§ **Do this**: Gather each line in the entries that includes the string "icon".

:: Records shown ::

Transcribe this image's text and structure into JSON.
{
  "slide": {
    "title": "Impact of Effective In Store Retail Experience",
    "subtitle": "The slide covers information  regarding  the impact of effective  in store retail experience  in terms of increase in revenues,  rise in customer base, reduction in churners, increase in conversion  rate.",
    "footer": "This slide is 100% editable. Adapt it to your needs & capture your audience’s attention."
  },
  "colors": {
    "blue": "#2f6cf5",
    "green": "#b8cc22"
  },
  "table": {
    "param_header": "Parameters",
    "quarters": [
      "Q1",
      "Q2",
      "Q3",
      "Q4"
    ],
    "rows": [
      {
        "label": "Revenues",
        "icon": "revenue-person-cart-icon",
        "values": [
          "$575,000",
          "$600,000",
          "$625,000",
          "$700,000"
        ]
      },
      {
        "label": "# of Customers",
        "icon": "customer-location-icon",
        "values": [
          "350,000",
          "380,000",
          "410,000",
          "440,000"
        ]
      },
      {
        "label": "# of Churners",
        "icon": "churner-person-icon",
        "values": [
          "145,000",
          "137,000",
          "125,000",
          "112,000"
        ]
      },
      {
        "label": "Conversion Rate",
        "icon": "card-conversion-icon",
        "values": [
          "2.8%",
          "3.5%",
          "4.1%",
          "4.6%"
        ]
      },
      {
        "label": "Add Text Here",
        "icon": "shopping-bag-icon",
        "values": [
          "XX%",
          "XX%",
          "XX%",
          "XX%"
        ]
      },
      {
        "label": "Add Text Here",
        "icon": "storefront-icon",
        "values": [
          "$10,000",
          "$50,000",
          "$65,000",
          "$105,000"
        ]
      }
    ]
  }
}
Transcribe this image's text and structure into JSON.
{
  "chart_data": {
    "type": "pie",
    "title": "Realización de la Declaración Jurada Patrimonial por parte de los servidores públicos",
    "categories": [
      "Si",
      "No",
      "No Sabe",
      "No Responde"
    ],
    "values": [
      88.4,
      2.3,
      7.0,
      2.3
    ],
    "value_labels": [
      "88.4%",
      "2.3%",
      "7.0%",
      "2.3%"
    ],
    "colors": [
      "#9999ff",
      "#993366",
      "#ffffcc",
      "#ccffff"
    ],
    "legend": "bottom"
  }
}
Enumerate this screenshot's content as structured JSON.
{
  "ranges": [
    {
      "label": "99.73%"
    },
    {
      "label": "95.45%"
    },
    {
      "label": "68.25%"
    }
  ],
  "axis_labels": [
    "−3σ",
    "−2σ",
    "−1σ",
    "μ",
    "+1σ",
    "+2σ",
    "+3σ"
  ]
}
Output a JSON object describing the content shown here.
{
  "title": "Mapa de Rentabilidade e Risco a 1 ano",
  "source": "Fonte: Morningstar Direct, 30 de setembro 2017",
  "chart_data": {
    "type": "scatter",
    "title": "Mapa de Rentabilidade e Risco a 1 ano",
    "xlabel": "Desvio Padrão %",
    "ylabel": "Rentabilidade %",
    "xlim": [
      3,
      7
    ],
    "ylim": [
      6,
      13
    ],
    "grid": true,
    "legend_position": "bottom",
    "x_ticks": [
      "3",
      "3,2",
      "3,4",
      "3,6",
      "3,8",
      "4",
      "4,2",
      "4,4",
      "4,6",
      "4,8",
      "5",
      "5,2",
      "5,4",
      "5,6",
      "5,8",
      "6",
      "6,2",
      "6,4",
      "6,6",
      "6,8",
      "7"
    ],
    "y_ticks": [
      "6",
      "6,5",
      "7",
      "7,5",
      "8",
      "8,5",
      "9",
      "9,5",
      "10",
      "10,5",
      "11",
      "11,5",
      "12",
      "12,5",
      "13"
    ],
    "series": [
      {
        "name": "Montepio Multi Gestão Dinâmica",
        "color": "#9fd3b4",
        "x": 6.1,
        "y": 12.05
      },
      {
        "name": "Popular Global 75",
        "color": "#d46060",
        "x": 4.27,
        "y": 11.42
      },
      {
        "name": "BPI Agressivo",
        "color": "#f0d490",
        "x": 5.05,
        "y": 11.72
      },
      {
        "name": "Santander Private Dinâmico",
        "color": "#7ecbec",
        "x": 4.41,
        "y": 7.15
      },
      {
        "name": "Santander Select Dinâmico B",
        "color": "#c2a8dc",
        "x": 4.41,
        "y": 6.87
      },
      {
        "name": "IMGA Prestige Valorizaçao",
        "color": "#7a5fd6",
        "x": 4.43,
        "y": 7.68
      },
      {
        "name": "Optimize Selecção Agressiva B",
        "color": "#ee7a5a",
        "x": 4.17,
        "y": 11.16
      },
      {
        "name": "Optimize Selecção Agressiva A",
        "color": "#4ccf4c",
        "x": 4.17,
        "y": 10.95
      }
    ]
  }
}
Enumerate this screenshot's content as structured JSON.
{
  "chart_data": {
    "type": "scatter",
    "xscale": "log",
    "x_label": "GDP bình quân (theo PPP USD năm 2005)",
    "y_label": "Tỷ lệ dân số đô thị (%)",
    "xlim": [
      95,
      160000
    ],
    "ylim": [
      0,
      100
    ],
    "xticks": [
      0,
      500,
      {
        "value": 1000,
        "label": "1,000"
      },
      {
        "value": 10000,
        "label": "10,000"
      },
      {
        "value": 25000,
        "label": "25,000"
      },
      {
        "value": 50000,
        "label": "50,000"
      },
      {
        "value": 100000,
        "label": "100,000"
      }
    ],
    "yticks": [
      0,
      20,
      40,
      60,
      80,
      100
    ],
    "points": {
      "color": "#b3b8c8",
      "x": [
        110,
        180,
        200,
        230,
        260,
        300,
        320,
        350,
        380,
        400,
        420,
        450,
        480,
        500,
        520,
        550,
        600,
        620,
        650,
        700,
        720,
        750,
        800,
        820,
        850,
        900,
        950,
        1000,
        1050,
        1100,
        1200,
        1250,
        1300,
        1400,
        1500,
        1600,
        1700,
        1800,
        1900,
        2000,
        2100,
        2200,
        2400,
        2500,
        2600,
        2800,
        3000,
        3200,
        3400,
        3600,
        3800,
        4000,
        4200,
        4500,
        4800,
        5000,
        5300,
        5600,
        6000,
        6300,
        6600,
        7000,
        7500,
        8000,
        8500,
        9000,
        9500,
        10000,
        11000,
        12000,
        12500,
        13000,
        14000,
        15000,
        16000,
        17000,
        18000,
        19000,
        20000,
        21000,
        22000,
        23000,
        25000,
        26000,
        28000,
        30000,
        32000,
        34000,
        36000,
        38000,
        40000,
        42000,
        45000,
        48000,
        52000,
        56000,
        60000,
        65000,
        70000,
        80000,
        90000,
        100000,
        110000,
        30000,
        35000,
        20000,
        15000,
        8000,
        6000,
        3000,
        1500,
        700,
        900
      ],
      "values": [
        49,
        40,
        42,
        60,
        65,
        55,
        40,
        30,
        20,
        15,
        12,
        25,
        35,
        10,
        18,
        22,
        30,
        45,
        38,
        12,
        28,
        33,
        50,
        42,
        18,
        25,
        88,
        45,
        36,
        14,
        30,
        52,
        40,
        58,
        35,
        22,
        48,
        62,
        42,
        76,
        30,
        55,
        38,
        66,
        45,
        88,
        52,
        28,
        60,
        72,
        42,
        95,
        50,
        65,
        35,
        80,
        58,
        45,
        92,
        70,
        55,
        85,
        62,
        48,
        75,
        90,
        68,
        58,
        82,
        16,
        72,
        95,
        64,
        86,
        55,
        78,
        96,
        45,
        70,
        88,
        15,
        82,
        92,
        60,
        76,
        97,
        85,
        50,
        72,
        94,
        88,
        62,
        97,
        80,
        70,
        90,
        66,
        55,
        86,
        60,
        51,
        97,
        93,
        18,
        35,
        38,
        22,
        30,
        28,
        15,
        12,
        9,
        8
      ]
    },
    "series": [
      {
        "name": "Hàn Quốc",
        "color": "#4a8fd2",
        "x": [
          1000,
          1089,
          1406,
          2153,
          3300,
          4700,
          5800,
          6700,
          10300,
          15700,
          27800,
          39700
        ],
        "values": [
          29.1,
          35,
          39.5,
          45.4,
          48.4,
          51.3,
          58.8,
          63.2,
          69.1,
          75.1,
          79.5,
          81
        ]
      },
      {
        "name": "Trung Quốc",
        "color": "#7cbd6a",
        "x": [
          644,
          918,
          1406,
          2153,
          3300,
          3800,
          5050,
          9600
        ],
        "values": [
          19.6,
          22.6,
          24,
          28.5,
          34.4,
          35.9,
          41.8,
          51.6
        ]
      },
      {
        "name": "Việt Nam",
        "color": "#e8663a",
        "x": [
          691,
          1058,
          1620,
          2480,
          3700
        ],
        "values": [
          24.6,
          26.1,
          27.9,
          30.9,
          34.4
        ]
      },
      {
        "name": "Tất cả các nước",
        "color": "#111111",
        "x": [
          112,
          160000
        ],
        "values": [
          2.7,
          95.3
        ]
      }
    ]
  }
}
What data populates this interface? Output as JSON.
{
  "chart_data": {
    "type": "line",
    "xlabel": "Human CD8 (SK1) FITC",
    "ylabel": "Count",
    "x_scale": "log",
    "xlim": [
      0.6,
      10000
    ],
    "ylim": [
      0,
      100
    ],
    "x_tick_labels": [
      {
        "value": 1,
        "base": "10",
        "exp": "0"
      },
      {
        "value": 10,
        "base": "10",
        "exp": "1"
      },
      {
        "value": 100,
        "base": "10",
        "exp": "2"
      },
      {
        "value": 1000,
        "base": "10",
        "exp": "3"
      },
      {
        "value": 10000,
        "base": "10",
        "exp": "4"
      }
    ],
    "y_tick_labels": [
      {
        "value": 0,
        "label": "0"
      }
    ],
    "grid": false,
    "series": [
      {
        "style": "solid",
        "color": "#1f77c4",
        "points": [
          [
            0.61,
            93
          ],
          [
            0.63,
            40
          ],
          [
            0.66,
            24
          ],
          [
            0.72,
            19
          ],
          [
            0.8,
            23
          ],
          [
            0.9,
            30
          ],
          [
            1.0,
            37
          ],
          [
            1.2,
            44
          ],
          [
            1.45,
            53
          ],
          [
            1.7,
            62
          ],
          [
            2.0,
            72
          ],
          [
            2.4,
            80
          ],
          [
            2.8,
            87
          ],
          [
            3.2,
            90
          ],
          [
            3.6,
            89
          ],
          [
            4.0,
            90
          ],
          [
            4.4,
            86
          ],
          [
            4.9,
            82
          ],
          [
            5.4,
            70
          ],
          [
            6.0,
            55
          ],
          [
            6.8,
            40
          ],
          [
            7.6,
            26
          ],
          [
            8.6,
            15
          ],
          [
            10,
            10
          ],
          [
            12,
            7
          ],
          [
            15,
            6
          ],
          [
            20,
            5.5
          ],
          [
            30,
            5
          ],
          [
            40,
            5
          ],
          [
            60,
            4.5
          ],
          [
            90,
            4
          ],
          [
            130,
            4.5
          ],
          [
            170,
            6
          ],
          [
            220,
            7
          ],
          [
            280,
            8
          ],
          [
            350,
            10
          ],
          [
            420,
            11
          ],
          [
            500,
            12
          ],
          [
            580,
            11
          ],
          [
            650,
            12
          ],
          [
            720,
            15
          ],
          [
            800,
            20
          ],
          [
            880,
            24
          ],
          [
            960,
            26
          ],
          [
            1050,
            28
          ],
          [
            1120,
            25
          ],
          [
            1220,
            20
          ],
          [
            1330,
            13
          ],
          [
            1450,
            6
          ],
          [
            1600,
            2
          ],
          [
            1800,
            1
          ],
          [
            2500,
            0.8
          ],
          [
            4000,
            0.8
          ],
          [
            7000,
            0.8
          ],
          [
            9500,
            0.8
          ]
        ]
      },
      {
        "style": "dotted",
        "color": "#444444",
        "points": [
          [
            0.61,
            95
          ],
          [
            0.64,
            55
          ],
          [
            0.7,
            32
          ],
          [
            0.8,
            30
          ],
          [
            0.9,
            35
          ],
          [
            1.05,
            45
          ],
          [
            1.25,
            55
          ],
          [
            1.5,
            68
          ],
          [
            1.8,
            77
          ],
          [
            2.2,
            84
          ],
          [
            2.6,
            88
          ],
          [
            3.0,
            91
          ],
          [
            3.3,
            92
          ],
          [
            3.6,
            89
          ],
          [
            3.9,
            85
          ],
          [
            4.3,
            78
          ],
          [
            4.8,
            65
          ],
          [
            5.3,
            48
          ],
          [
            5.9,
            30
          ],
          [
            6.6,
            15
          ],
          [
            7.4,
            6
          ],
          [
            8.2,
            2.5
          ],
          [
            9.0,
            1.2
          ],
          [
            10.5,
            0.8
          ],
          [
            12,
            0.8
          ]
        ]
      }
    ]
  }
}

:::

§ **Result for this task**:
        "icon": "revenue-person-cart-icon",
        "icon": "customer-location-icon",
        "icon": "churner-person-icon",
        "icon": "card-conversion-icon",
        "icon": "shopping-bag-icon",
        "icon": "storefront-icon",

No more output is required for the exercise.